Your task » Can you print the data exactly and leave out each image?

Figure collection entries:

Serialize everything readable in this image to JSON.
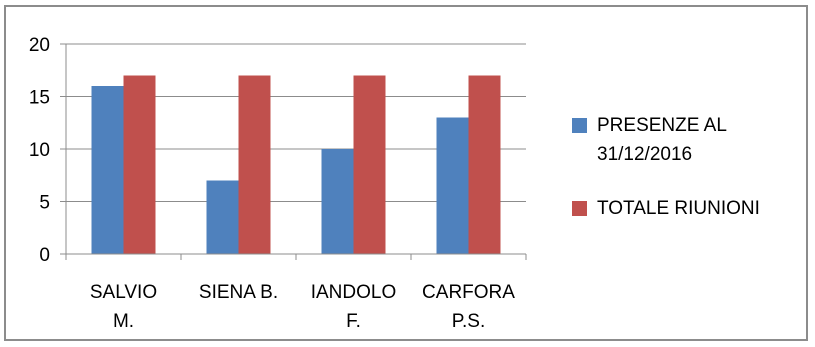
{
  "chart_data": {
    "type": "bar",
    "categories": [
      [
        "SALVIO",
        "M."
      ],
      [
        "SIENA B.",
        ""
      ],
      [
        "IANDOLO",
        "F."
      ],
      [
        "CARFORA",
        "P.S."
      ]
    ],
    "series": [
      {
        "name": [
          "PRESENZE AL",
          "31/12/2016"
        ],
        "values": [
          16,
          7,
          10,
          13
        ],
        "color": "#4f81bd"
      },
      {
        "name": [
          "TOTALE RIUNIONI"
        ],
        "values": [
          17,
          17,
          17,
          17
        ],
        "color": "#c0504d"
      }
    ],
    "yticks": [
      "0",
      "5",
      "10",
      "15",
      "20"
    ],
    "ylim": [
      0,
      20
    ],
    "grid": true,
    "legend_position": "right"
  }
}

Exercise solution »
Serialize everything readable in this image to JSON.
{
  "chart_data": {
    "type": "bar",
    "categories": [
      [
        "SALVIO",
        "M."
      ],
      [
        "SIENA B.",
        ""
      ],
      [
        "IANDOLO",
        "F."
      ],
      [
        "CARFORA",
        "P.S."
      ]
    ],
    "series": [
      {
        "name": [
          "PRESENZE AL",
          "31/12/2016"
        ],
        "values": [
          16,
          7,
          10,
          13
        ],
        "color": "#4f81bd"
      },
      {
        "name": [
          "TOTALE RIUNIONI"
        ],
        "values": [
          17,
          17,
          17,
          17
        ],
        "color": "#c0504d"
      }
    ],
    "yticks": [
      "0",
      "5",
      "10",
      "15",
      "20"
    ],
    "ylim": [
      0,
      20
    ],
    "grid": true,
    "legend_position": "right"
  }
}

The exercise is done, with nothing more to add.